• _REQUIRED WORK_:
Retype the records below exactly as they appear.

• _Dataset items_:
● ● ●

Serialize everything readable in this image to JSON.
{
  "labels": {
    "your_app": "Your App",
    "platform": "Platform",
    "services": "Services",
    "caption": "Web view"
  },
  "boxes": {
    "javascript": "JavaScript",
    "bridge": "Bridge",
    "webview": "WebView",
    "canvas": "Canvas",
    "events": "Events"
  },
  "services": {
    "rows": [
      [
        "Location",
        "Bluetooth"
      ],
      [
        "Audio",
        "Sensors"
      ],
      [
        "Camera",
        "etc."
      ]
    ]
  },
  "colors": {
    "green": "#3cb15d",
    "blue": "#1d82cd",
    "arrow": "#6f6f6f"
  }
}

● ● ●

• _WORKED ANSWER_:
Serialize everything readable in this image to JSON.
{
  "labels": {
    "your_app": "Your App",
    "platform": "Platform",
    "services": "Services",
    "caption": "Web view"
  },
  "boxes": {
    "javascript": "JavaScript",
    "bridge": "Bridge",
    "webview": "WebView",
    "canvas": "Canvas",
    "events": "Events"
  },
  "services": {
    "rows": [
      [
        "Location",
        "Bluetooth"
      ],
      [
        "Audio",
        "Sensors"
      ],
      [
        "Camera",
        "etc."
      ]
    ]
  },
  "colors": {
    "green": "#3cb15d",
    "blue": "#1d82cd",
    "arrow": "#6f6f6f"
  }
}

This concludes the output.